SHORT EXERCISE: Work through the records below and tally every line containing "JSON". Reply with the total alone.

○ ○ ○ ○

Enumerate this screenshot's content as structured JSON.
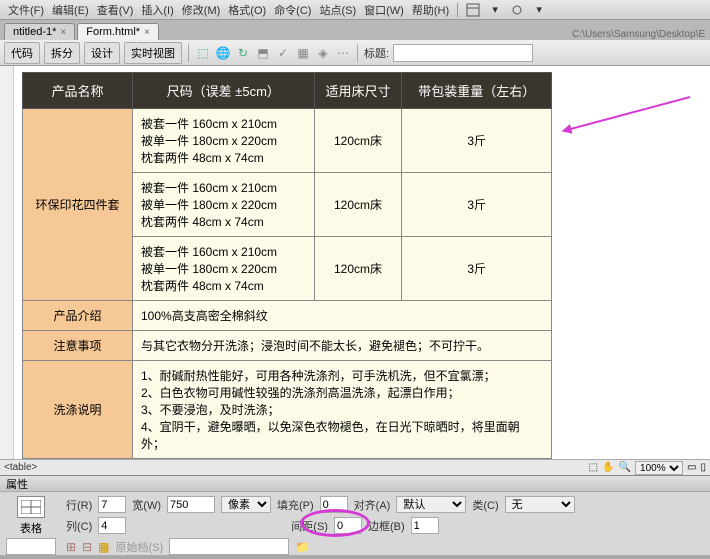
{
  "menu": {
    "file": "文件(F)",
    "edit": "编辑(E)",
    "view": "查看(V)",
    "insert": "插入(I)",
    "modify": "修改(M)",
    "format": "格式(O)",
    "command": "命令(C)",
    "site": "站点(S)",
    "window": "窗口(W)",
    "help": "帮助(H)"
  },
  "tabs": {
    "t1": "ntitled-1*",
    "t2": "Form.html*"
  },
  "path": "C:\\Users\\Samsung\\Desktop\\E",
  "toolbar": {
    "code": "代码",
    "split": "拆分",
    "design": "设计",
    "live": "实时视图",
    "title_label": "标题:",
    "title_value": ""
  },
  "table": {
    "h1": "产品名称",
    "h2": "尺码（误差 ±5cm）",
    "h3": "适用床尺寸",
    "h4": "带包装重量（左右）",
    "name": "环保印花四件套",
    "spec1": "被套一件 160cm x 210cm",
    "spec2": "被单一件 180cm x 220cm",
    "spec3": "枕套两件 48cm x 74cm",
    "bed": "120cm床",
    "weight": "3斤",
    "intro_label": "产品介绍",
    "intro": "100%高支高密全棉斜纹",
    "notice_label": "注意事项",
    "notice": "与其它衣物分开洗涤；浸泡时间不能太长，避免褪色；不可拧干。",
    "wash_label": "洗涤说明",
    "wash1": "1、耐碱耐热性能好，可用各种洗涤剂，可手洗机洗，但不宜氯漂；",
    "wash2": "2、白色衣物可用碱性较强的洗涤剂高温洗涤，起漂白作用；",
    "wash3": "3、不要浸泡，及时洗涤；",
    "wash4": "4、宜阴干，避免曝晒，以免深色衣物褪色，在日光下晾晒时，将里面朝外；"
  },
  "tagbar": {
    "tag": "<table>",
    "zoom": "100%"
  },
  "props": {
    "header": "属性",
    "type": "表格",
    "rows_l": "行(R)",
    "rows": "7",
    "cols_l": "列(C)",
    "cols": "4",
    "width_l": "宽(W)",
    "width": "750",
    "width_unit": "像素",
    "pad_l": "填充(P)",
    "pad": "0",
    "space_l": "间距(S)",
    "space": "0",
    "align_l": "对齐(A)",
    "align": "默认",
    "border_l": "边框(B)",
    "border": "1",
    "class_l": "类(C)",
    "class": "无",
    "src_l": "原始档(S)",
    "src": ""
  }
}
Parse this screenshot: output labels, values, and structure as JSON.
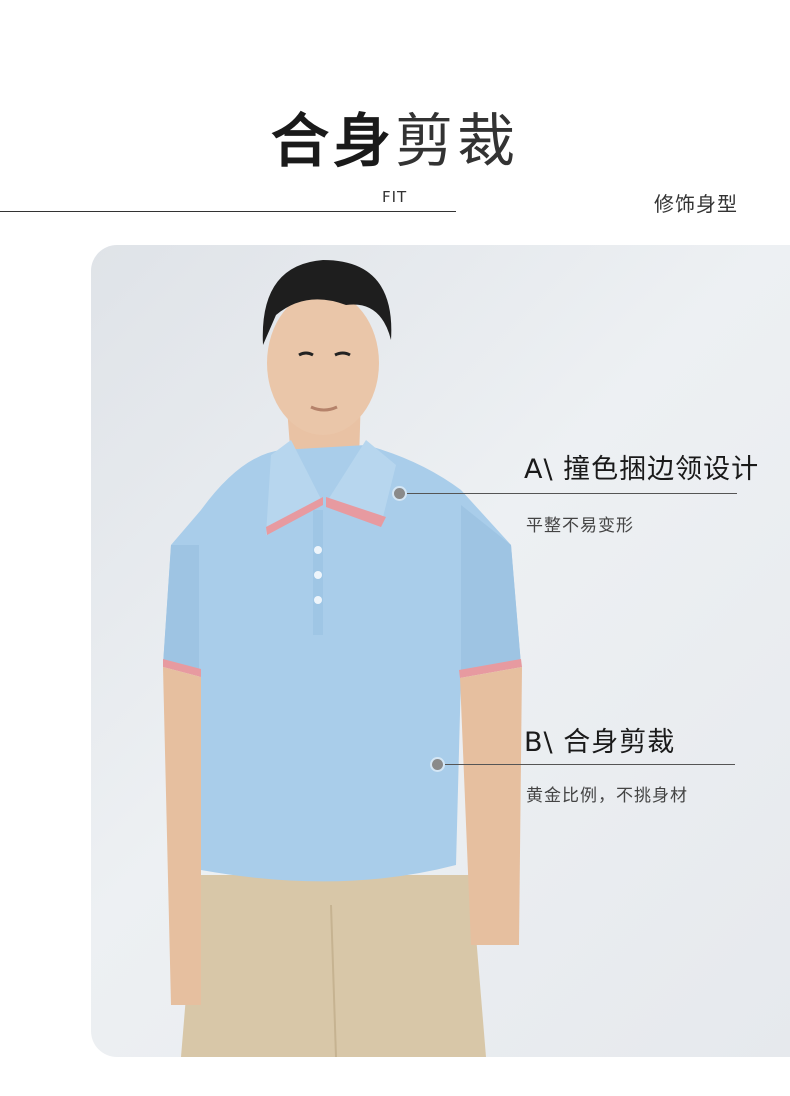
{
  "header": {
    "title_bold": "合身",
    "title_light": "剪裁",
    "subtitle_en": "FIT",
    "tagline": "修饰身型"
  },
  "callouts": [
    {
      "title": "A\\ 撞色捆边领设计",
      "desc": "平整不易变形"
    },
    {
      "title": "B\\ 合身剪裁",
      "desc": "黄金比例，不挑身材"
    }
  ],
  "colors": {
    "shirt": "#a9cdea",
    "collar_stripe": "#e79aa0",
    "pants": "#d8c7a8",
    "background": "#e6e9ed"
  }
}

○ ○ ○ ○

RESULT: 2